◆ **REQUIRED TASK**: Copy the items below word for word, from the line with "nav-user-cp[interactable]: لوحة التحكم" to the line with "clock-time[interactable]: ٠١:٤٧ م", including both of those lines.

(Data items)
- - - - - - -
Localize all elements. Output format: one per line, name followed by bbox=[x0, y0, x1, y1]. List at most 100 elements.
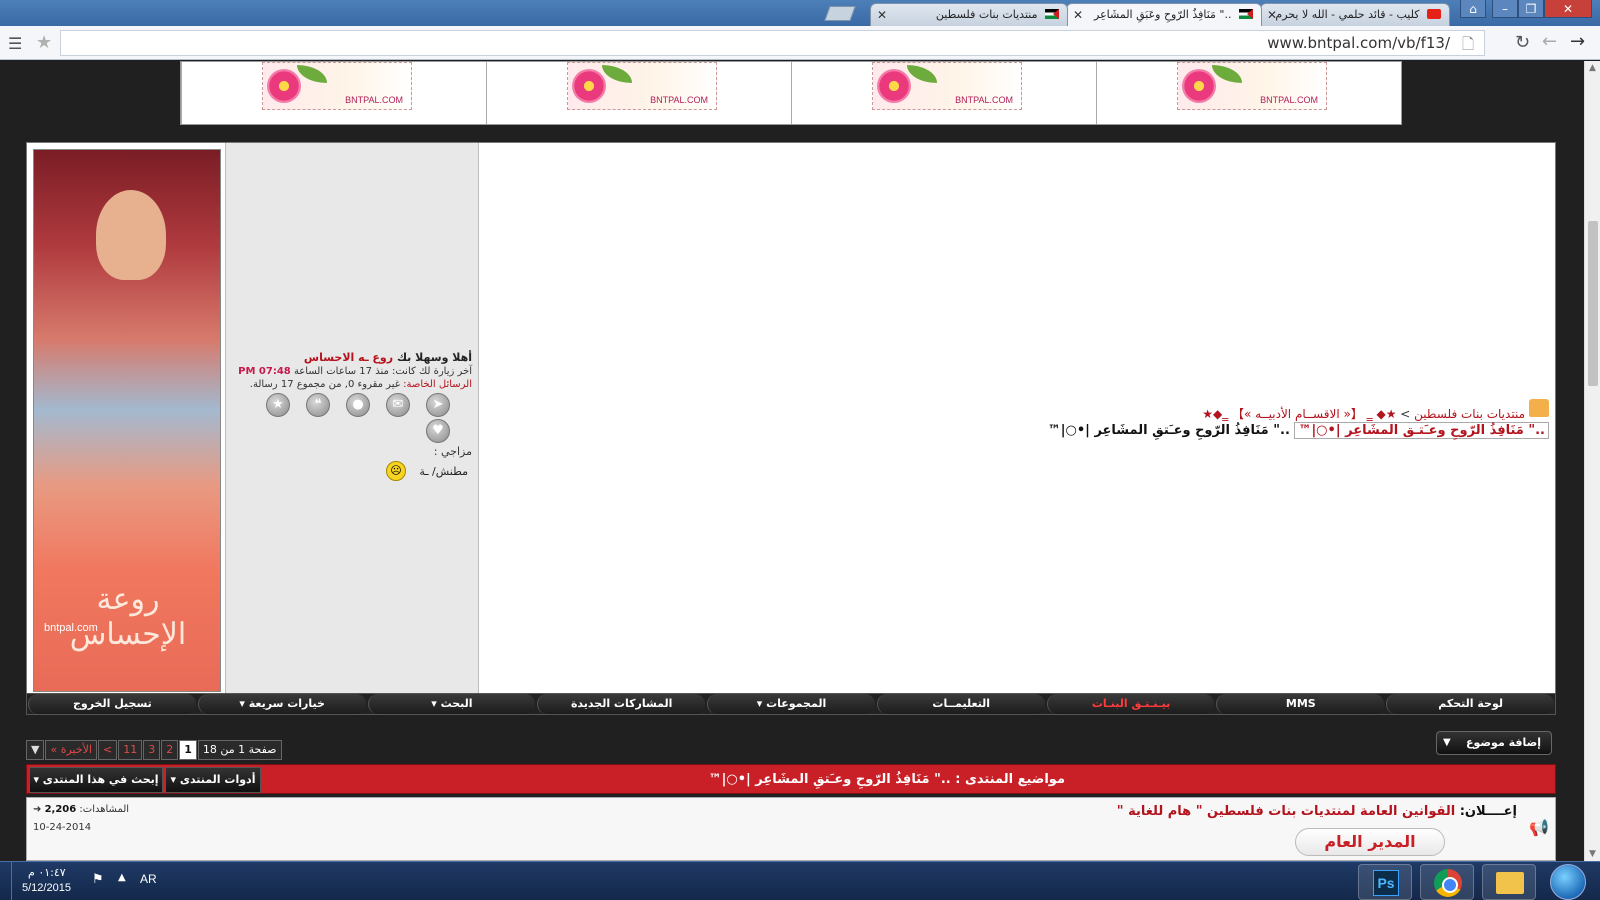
nav-user-cp[interactable]: لوحة التحكم bbox=[1386, 694, 1554, 714]
page-last-link[interactable]: الأخيرة » bbox=[45, 740, 97, 760]
nav-girls-boutique[interactable]: بيـنـتـق البنـات bbox=[1046, 694, 1215, 714]
user-icon[interactable]: ⌂ bbox=[1460, 0, 1486, 18]
address-bar[interactable]: www.bntpal.com/vb/f13/ 🗋 bbox=[60, 30, 1485, 56]
clock-time[interactable]: ٠١:٤٧ م bbox=[28, 866, 66, 879]
scroll-down-icon[interactable]: ▼ bbox=[1589, 849, 1596, 859]
heart-icon[interactable]: ♥ bbox=[426, 419, 450, 443]
tab-title: .." مَنَافِذُ الرّوحِ وعَبَقِ المشَاعِر bbox=[1094, 8, 1232, 21]
announcement-link[interactable]: القوانين العامة لمنتديات بنات فلسطين " ه… bbox=[1117, 804, 1455, 819]
maximize-icon[interactable]: ❐ bbox=[1518, 0, 1544, 18]
nav-logout[interactable]: تسجيل الخروج bbox=[27, 694, 196, 714]
forward-arrow-icon[interactable]: → bbox=[1570, 31, 1585, 52]
forum-search-button[interactable]: إبحث في هذا المنتدى ▾ bbox=[29, 767, 163, 793]
page-link[interactable]: 2 bbox=[161, 740, 179, 760]
clock-date[interactable]: 5/12/2015 bbox=[22, 882, 71, 894]
nav-groups[interactable]: المجموعات ▾ bbox=[707, 694, 875, 714]
scroll-thumb[interactable] bbox=[1588, 221, 1598, 386]
palestine-flag-icon bbox=[1239, 9, 1253, 19]
windows-taskbar: ٠١:٤٧ م 5/12/2015 ⚑ ▲ AR Ps bbox=[0, 861, 1600, 900]
close-icon[interactable]: ✕ bbox=[1267, 8, 1277, 22]
bookmark-star-icon[interactable]: ★ bbox=[36, 32, 52, 53]
vertical-scrollbar[interactable]: ▲ ▼ bbox=[1584, 61, 1600, 861]
reload-icon[interactable]: ↻ bbox=[1515, 32, 1530, 53]
chat-icon[interactable]: ❝ bbox=[306, 393, 330, 417]
private-messages-link[interactable]: الرسائل الخاصة: bbox=[403, 379, 472, 390]
explorer-taskbar-button[interactable] bbox=[1482, 864, 1536, 900]
last-visit-line: آخر زيارة لك كانت: منذ 17 ساعات الساعة 0… bbox=[238, 366, 472, 377]
close-window-icon[interactable]: ✕ bbox=[1544, 0, 1592, 18]
close-icon[interactable]: ✕ bbox=[1073, 8, 1083, 22]
page-link[interactable]: 3 bbox=[143, 740, 161, 760]
arrow-icon[interactable]: ➜ bbox=[33, 804, 41, 815]
photoshop-taskbar-button[interactable]: Ps bbox=[1358, 864, 1412, 900]
home-icon[interactable] bbox=[1529, 399, 1549, 417]
banner-label: BNTPAL.COM bbox=[1260, 95, 1318, 105]
mail-icon[interactable]: ✉ bbox=[386, 393, 410, 417]
scroll-up-icon[interactable]: ▲ bbox=[1589, 63, 1596, 73]
nav-new-posts[interactable]: المشاركات الجديدة bbox=[537, 694, 706, 714]
language-indicator[interactable]: AR bbox=[140, 872, 157, 886]
welcome-line: أهلا وسهلا بك روع ـه الاحساس bbox=[304, 351, 472, 364]
page-next-link[interactable]: > bbox=[97, 740, 118, 760]
banner-image[interactable]: BNTPAL.COM bbox=[567, 62, 717, 110]
page-count-label: صفحة 1 من 18 bbox=[197, 740, 282, 760]
username-link[interactable]: روع ـه الاحساس bbox=[304, 351, 393, 364]
nav-faq[interactable]: التعليمــات bbox=[876, 694, 1045, 714]
announcement-prefix: إعــــلان: bbox=[1459, 804, 1517, 819]
browser-titlebar: كليب - قائد حلمي - الله لا يحرم ✕ .." مَ… bbox=[0, 0, 1600, 26]
announcement-title: إعــــلان: القوانين العامة لمنتديات بنات… bbox=[1117, 804, 1517, 819]
minimize-icon[interactable]: – bbox=[1492, 0, 1518, 18]
show-desktop-button[interactable] bbox=[0, 862, 12, 900]
page-link[interactable]: 11 bbox=[118, 740, 143, 760]
tab-thread[interactable]: .." مَنَافِذُ الرّوحِ وعَبَقِ المشَاعِر … bbox=[1066, 3, 1262, 26]
breadcrumb-section-link[interactable]: ★◆ ‗ 【« الاقســام الأدبيــه »】 ‗◆★ bbox=[1202, 407, 1396, 421]
profile-icon[interactable]: ● bbox=[346, 393, 370, 417]
thread-title-row: .." مَنَافِذُ الرّوحِ وعـَتـق المشَاعِر … bbox=[1048, 422, 1549, 439]
back-arrow-icon[interactable]: ← bbox=[1542, 31, 1557, 52]
banner-slot[interactable]: BNTPAL.COM bbox=[181, 62, 486, 124]
flower-icon bbox=[267, 69, 301, 103]
private-messages-count: غير مقروء 0, من مجموع 17 رسالة. bbox=[249, 379, 400, 390]
nav-search[interactable]: البحث ▾ bbox=[367, 694, 536, 714]
main-navbar: لوحة التحكم MMS بيـنـتـق البنـات التعليم… bbox=[26, 693, 1556, 715]
palestine-flag-icon bbox=[1045, 9, 1059, 19]
tab-youtube[interactable]: كليب - قائد حلمي - الله لا يحرم ✕ bbox=[1260, 3, 1450, 26]
close-icon[interactable]: ✕ bbox=[877, 8, 887, 22]
breadcrumb-root-link[interactable]: منتديات بنات فلسطين bbox=[1414, 407, 1525, 421]
nav-quick-links[interactable]: خيارات سريعة ▾ bbox=[197, 694, 366, 714]
announcement-row: 📢 إعــــلان: القوانين العامة لمنتديات بن… bbox=[26, 797, 1556, 861]
breadcrumb-area: منتديات بنات فلسطين > ★◆ ‗ 【« الاقســام … bbox=[479, 143, 1555, 698]
tab-title: كليب - قائد حلمي - الله لا يحرم bbox=[1275, 8, 1420, 21]
send-icon[interactable]: ➤ bbox=[426, 393, 450, 417]
views-count: 2,206 bbox=[44, 804, 77, 815]
start-button[interactable] bbox=[1550, 864, 1586, 900]
action-center-icon[interactable]: ⚑ bbox=[92, 872, 104, 887]
leaf-icon bbox=[1212, 65, 1242, 83]
tab-title: منتديات بنات فلسطين bbox=[935, 8, 1038, 21]
banner-slot[interactable]: BNTPAL.COM bbox=[791, 62, 1096, 124]
ad-banners: BNTPAL.COM BNTPAL.COM BNTPAL.COM BNTPAL.… bbox=[180, 61, 1402, 125]
banner-image[interactable]: BNTPAL.COM bbox=[262, 62, 412, 110]
forum-tools-button[interactable]: أدوات المنتدى ▾ bbox=[165, 767, 261, 793]
chrome-taskbar-button[interactable] bbox=[1420, 864, 1474, 900]
banner-slot[interactable]: BNTPAL.COM bbox=[1096, 62, 1401, 124]
banner-image[interactable]: BNTPAL.COM bbox=[872, 62, 1022, 110]
tab-forum[interactable]: منتديات بنات فلسطين ✕ bbox=[870, 3, 1068, 26]
add-topic-button[interactable]: إضافة موضوع ▼ bbox=[1436, 731, 1552, 755]
tray-expand-icon[interactable]: ▲ bbox=[118, 872, 126, 883]
menu-icon[interactable]: ☰ bbox=[8, 34, 22, 53]
nav-mms[interactable]: MMS bbox=[1216, 694, 1385, 714]
welcome-prefix: أهلا وسهلا بك bbox=[396, 351, 472, 364]
star-icon[interactable]: ★ bbox=[266, 393, 290, 417]
flower-icon bbox=[1182, 69, 1216, 103]
thread-title-link[interactable]: .." مَنَافِذُ الرّوحِ وعـَتـق المشَاعِر … bbox=[1294, 422, 1549, 439]
banner-image[interactable]: BNTPAL.COM bbox=[1177, 62, 1327, 110]
portrait-url: bntpal.com bbox=[44, 622, 98, 634]
private-messages-line: الرسائل الخاصة: غير مقروء 0, من مجموع 17… bbox=[250, 379, 472, 390]
url-text: www.bntpal.com/vb/f13/ bbox=[1267, 34, 1450, 52]
new-tab-button[interactable] bbox=[824, 6, 856, 21]
folder-icon bbox=[1496, 872, 1524, 894]
admin-badge: المدير العام bbox=[1295, 828, 1445, 856]
banner-slot[interactable]: BNTPAL.COM bbox=[486, 62, 791, 124]
page-jump-icon[interactable]: ▼ bbox=[26, 740, 45, 760]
- - - - - - -
◆ **RESPONSE TO THIS EXERCISE**:
nav-user-cp[interactable]: لوحة التحكم bbox=[1386, 694, 1554, 714]
page-last-link[interactable]: الأخيرة » bbox=[45, 740, 97, 760]
nav-girls-boutique[interactable]: بيـنـتـق البنـات bbox=[1046, 694, 1215, 714]
user-icon[interactable]: ⌂ bbox=[1460, 0, 1486, 18]
address-bar[interactable]: www.bntpal.com/vb/f13/ 🗋 bbox=[60, 30, 1485, 56]
clock-time[interactable]: ٠١:٤٧ م bbox=[28, 866, 66, 879]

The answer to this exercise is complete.